» STATED EXERCISE
Copy every line of the data that contains the string "hemodinâmica".

(Records from a dataset)
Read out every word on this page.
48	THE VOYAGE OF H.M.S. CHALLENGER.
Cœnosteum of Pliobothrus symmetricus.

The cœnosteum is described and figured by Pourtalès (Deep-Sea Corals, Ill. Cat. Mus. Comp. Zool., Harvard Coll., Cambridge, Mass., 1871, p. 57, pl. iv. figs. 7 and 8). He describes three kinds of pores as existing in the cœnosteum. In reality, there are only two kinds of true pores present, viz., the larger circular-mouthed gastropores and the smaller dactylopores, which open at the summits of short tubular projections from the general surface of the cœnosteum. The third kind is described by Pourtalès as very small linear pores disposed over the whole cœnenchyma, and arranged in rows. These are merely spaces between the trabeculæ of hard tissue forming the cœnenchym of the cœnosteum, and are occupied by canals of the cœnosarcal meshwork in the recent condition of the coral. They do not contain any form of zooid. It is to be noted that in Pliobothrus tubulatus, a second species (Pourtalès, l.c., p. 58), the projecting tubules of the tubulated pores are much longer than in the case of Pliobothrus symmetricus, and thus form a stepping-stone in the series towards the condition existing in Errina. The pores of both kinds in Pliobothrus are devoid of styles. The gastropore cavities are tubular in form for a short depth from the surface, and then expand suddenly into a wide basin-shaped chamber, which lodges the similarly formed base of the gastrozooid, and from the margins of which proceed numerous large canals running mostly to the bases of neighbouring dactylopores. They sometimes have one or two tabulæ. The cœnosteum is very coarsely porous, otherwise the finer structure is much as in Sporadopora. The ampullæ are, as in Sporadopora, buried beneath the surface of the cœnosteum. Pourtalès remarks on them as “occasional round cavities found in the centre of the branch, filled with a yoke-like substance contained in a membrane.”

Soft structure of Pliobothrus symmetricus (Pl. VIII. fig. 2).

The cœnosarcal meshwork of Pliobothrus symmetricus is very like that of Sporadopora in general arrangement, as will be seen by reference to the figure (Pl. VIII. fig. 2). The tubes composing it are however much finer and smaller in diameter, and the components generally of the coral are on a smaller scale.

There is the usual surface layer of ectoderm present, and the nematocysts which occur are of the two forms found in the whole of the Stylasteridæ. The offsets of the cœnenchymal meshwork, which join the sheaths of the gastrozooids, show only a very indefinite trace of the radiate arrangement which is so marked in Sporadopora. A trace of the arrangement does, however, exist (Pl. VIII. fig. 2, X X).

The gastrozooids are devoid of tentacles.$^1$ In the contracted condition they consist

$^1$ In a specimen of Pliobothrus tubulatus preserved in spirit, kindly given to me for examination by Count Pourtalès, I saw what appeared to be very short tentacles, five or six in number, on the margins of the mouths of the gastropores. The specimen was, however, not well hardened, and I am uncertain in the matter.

==

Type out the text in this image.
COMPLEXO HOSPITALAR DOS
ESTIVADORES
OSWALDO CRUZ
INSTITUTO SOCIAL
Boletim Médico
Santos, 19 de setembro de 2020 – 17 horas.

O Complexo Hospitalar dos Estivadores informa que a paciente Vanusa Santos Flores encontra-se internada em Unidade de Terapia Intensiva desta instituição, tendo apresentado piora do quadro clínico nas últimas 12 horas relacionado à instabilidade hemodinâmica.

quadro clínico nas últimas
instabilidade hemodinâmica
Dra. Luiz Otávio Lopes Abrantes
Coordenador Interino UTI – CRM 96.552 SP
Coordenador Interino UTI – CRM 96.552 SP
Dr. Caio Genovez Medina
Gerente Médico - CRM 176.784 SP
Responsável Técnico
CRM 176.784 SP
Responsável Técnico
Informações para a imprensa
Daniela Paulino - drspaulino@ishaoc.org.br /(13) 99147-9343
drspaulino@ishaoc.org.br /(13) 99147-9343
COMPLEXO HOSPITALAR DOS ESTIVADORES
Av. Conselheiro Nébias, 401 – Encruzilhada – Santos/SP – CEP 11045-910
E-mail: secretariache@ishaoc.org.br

» ANSWER FOR THE TASK
O Complexo Hospitalar dos Estivadores informa que a paciente Vanusa Santos Flores encontra-se internada em Unidade de Terapia Intensiva desta instituição, tendo apresentado piora do quadro clínico nas últimas 12 horas relacionado à instabilidade hemodinâmica.
instabilidade hemodinâmica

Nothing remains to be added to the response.